Collected data entries:
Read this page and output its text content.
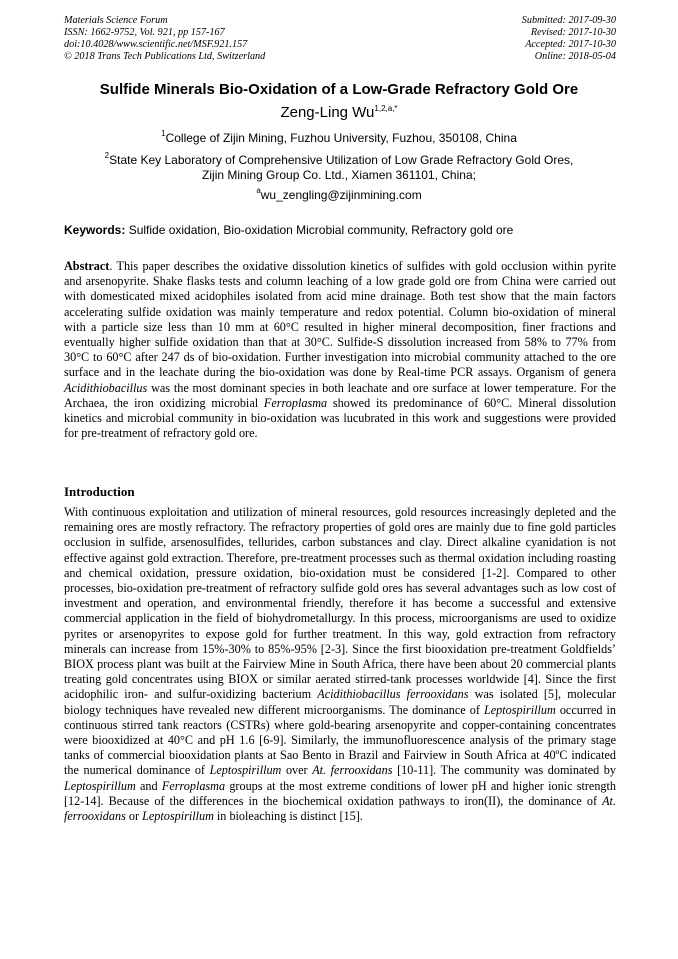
Materials Science Forum
ISSN: 1662-9752, Vol. 921, pp 157-167
doi:10.4028/www.scientific.net/MSF.921.157
© 2018 Trans Tech Publications Ltd, Switzerland
Submitted: 2017-09-30
Revised: 2017-10-30
Accepted: 2017-10-30
Online: 2018-05-04
Sulfide Minerals Bio-Oxidation of a Low-Grade Refractory Gold Ore
Zeng-Ling $Wu^{1,2,a,*}$
$^1$College of Zijin Mining, Fuzhou University, Fuzhou, 350108, China
$^2$State Key Laboratory of Comprehensive Utilization of Low Grade Refractory Gold Ores,
Zijin Mining Group Co. Ltd., Xiamen 361101, China;
$^a$wu_zengling@zijinmining.com
Keywords: Sulfide oxidation, Bio-oxidation Microbial community, Refractory gold ore
Abstract. This paper describes the oxidative dissolution kinetics of sulfides with gold occlusion within pyrite and arsenopyrite. Shake flasks tests and column leaching of a low grade gold ore from China were carried out with domesticated mixed acidophiles isolated from acid mine drainage. Both test show that the main factors accelerating sulfide oxidation was mainly temperature and redox potential. Column bio-oxidation of mineral with a particle size less than 10 mm at 60°C resulted in higher mineral decomposition, finer fractions and eventually higher sulfide oxidation than that at 30°C. Sulfide-S dissolution increased from 58% to 77% from 30°C to 60°C after 247 ds of bio-oxidation. Further investigation into microbial community attached to the ore surface and in the leachate during the bio-oxidation was done by Real-time PCR assays. Organism of genera Acidithiobacillus was the most dominant species in both leachate and ore surface at lower temperature. For the Archaea, the iron oxidizing microbial Ferroplasma showed its predominance of 60°C. Mineral dissolution kinetics and microbial community in bio-oxidation was lucubrated in this work and suggestions were provided for pre-treatment of refractory gold ore.
Introduction
With continuous exploitation and utilization of mineral resources, gold resources increasingly depleted and the remaining ores are mostly refractory. The refractory properties of gold ores are mainly due to fine gold particles occlusion in sulfide, arsenosulfides, tellurides, carbon substances and clay. Direct alkaline cyanidation is not effective against gold extraction. Therefore, pre-treatment processes such as thermal oxidation including roasting and chemical oxidation, pressure oxidation, bio-oxidation must be considered [1-2]. Compared to other processes, bio-oxidation pre-treatment of refractory sulfide gold ores has several advantages such as low cost of investment and operation, and environmental friendly, therefore it has become a successful and extensive commercial application in the field of biohydrometallurgy. In this process, microorganisms are used to oxidize pyrites or arsenopyrites to expose gold for further treatment. In this way, gold extraction from refractory minerals can increase from 15%-30% to 85%-95% [2-3]. Since the first biooxidation pre-treatment Goldfields’ BIOX process plant was built at the Fairview Mine in South Africa, there have been about 20 commercial plants treating gold concentrates using BIOX or similar aerated stirred-tank processes worldwide [4]. Since the first acidophilic iron- and sulfur-oxidizing bacterium Acidithiobacillus ferrooxidans was isolated [5], molecular biology techniques have revealed new different microorganisms. The dominance of Leptospirillum occurred in continuous stirred tank reactors (CSTRs) where gold-bearing arsenopyrite and copper-containing concentrates were biooxidized at 40°C and pH 1.6 [6-9]. Similarly, the immunofluorescence analysis of the primary stage tanks of commercial biooxidation plants at Sao Bento in Brazil and Fairview in South Africa at 40ºC indicated the numerical dominance of Leptospirillum over At. ferrooxidans [10-11]. The community was dominated by Leptospirillum and Ferroplasma groups at the most extreme conditions of lower pH and higher ionic strength [12-14]. Because of the differences in the biochemical oxidation pathways to iron(II), the dominance of At. ferrooxidans or Leptospirillum in bioleaching is distinct [15].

AIM OF THE EXERCISE: Each line above is to be copied verbatim. Drop any image from the copy.

ANSWER TO THE PROBLEM:
Read this page and output its text content.
Materials Science Forum
ISSN: 1662-9752, Vol. 921, pp 157-167
doi:10.4028/www.scientific.net/MSF.921.157
© 2018 Trans Tech Publications Ltd, Switzerland
Submitted: 2017-09-30
Revised: 2017-10-30
Accepted: 2017-10-30
Online: 2018-05-04
Sulfide Minerals Bio-Oxidation of a Low-Grade Refractory Gold Ore
Zeng-Ling $Wu^{1,2,a,*}$
$^1$College of Zijin Mining, Fuzhou University, Fuzhou, 350108, China
$^2$State Key Laboratory of Comprehensive Utilization of Low Grade Refractory Gold Ores,
Zijin Mining Group Co. Ltd., Xiamen 361101, China;
$^a$wu_zengling@zijinmining.com
Keywords: Sulfide oxidation, Bio-oxidation Microbial community, Refractory gold ore
Abstract. This paper describes the oxidative dissolution kinetics of sulfides with gold occlusion within pyrite and arsenopyrite. Shake flasks tests and column leaching of a low grade gold ore from China were carried out with domesticated mixed acidophiles isolated from acid mine drainage. Both test show that the main factors accelerating sulfide oxidation was mainly temperature and redox potential. Column bio-oxidation of mineral with a particle size less than 10 mm at 60°C resulted in higher mineral decomposition, finer fractions and eventually higher sulfide oxidation than that at 30°C. Sulfide-S dissolution increased from 58% to 77% from 30°C to 60°C after 247 ds of bio-oxidation. Further investigation into microbial community attached to the ore surface and in the leachate during the bio-oxidation was done by Real-time PCR assays. Organism of genera Acidithiobacillus was the most dominant species in both leachate and ore surface at lower temperature. For the Archaea, the iron oxidizing microbial Ferroplasma showed its predominance of 60°C. Mineral dissolution kinetics and microbial community in bio-oxidation was lucubrated in this work and suggestions were provided for pre-treatment of refractory gold ore.
Introduction
With continuous exploitation and utilization of mineral resources, gold resources increasingly depleted and the remaining ores are mostly refractory. The refractory properties of gold ores are mainly due to fine gold particles occlusion in sulfide, arsenosulfides, tellurides, carbon substances and clay. Direct alkaline cyanidation is not effective against gold extraction. Therefore, pre-treatment processes such as thermal oxidation including roasting and chemical oxidation, pressure oxidation, bio-oxidation must be considered [1-2]. Compared to other processes, bio-oxidation pre-treatment of refractory sulfide gold ores has several advantages such as low cost of investment and operation, and environmental friendly, therefore it has become a successful and extensive commercial application in the field of biohydrometallurgy. In this process, microorganisms are used to oxidize pyrites or arsenopyrites to expose gold for further treatment. In this way, gold extraction from refractory minerals can increase from 15%-30% to 85%-95% [2-3]. Since the first biooxidation pre-treatment Goldfields’ BIOX process plant was built at the Fairview Mine in South Africa, there have been about 20 commercial plants treating gold concentrates using BIOX or similar aerated stirred-tank processes worldwide [4]. Since the first acidophilic iron- and sulfur-oxidizing bacterium Acidithiobacillus ferrooxidans was isolated [5], molecular biology techniques have revealed new different microorganisms. The dominance of Leptospirillum occurred in continuous stirred tank reactors (CSTRs) where gold-bearing arsenopyrite and copper-containing concentrates were biooxidized at 40°C and pH 1.6 [6-9]. Similarly, the immunofluorescence analysis of the primary stage tanks of commercial biooxidation plants at Sao Bento in Brazil and Fairview in South Africa at 40ºC indicated the numerical dominance of Leptospirillum over At. ferrooxidans [10-11]. The community was dominated by Leptospirillum and Ferroplasma groups at the most extreme conditions of lower pH and higher ionic strength [12-14]. Because of the differences in the biochemical oxidation pathways to iron(II), the dominance of At. ferrooxidans or Leptospirillum in bioleaching is distinct [15].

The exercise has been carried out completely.